Try it.
Each entry below has to be written out again without any change.

[[ Record excerpts, beginning ]]

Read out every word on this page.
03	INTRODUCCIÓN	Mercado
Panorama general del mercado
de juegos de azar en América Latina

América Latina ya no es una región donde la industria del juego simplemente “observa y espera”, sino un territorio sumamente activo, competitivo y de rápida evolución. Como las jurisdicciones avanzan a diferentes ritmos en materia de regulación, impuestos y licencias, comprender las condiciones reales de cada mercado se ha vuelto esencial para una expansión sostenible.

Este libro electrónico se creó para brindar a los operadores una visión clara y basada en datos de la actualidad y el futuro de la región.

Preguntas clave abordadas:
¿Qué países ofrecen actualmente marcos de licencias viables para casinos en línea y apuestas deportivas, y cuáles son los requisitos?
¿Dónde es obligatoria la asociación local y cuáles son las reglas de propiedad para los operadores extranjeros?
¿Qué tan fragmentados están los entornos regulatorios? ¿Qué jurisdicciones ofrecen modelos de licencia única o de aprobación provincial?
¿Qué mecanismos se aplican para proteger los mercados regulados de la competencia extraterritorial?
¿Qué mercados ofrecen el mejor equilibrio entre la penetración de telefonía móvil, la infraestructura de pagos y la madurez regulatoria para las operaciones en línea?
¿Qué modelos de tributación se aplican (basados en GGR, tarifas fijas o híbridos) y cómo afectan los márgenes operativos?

[[ Record excerpts, end ]]

Task output.
Read out every word on this page.
03	INTRODUCCIÓN	Mercado
Panorama general del mercado
de juegos de azar en América Latina

América Latina ya no es una región donde la industria del juego simplemente “observa y espera”, sino un territorio sumamente activo, competitivo y de rápida evolución. Como las jurisdicciones avanzan a diferentes ritmos en materia de regulación, impuestos y licencias, comprender las condiciones reales de cada mercado se ha vuelto esencial para una expansión sostenible.

Este libro electrónico se creó para brindar a los operadores una visión clara y basada en datos de la actualidad y el futuro de la región.

Preguntas clave abordadas:
¿Qué países ofrecen actualmente marcos de licencias viables para casinos en línea y apuestas deportivas, y cuáles son los requisitos?
¿Dónde es obligatoria la asociación local y cuáles son las reglas de propiedad para los operadores extranjeros?
¿Qué tan fragmentados están los entornos regulatorios? ¿Qué jurisdicciones ofrecen modelos de licencia única o de aprobación provincial?
¿Qué mecanismos se aplican para proteger los mercados regulados de la competencia extraterritorial?
¿Qué mercados ofrecen el mejor equilibrio entre la penetración de telefonía móvil, la infraestructura de pagos y la madurez regulatoria para las operaciones en línea?
¿Qué modelos de tributación se aplican (basados en GGR, tarifas fijas o híbridos) y cómo afectan los márgenes operativos?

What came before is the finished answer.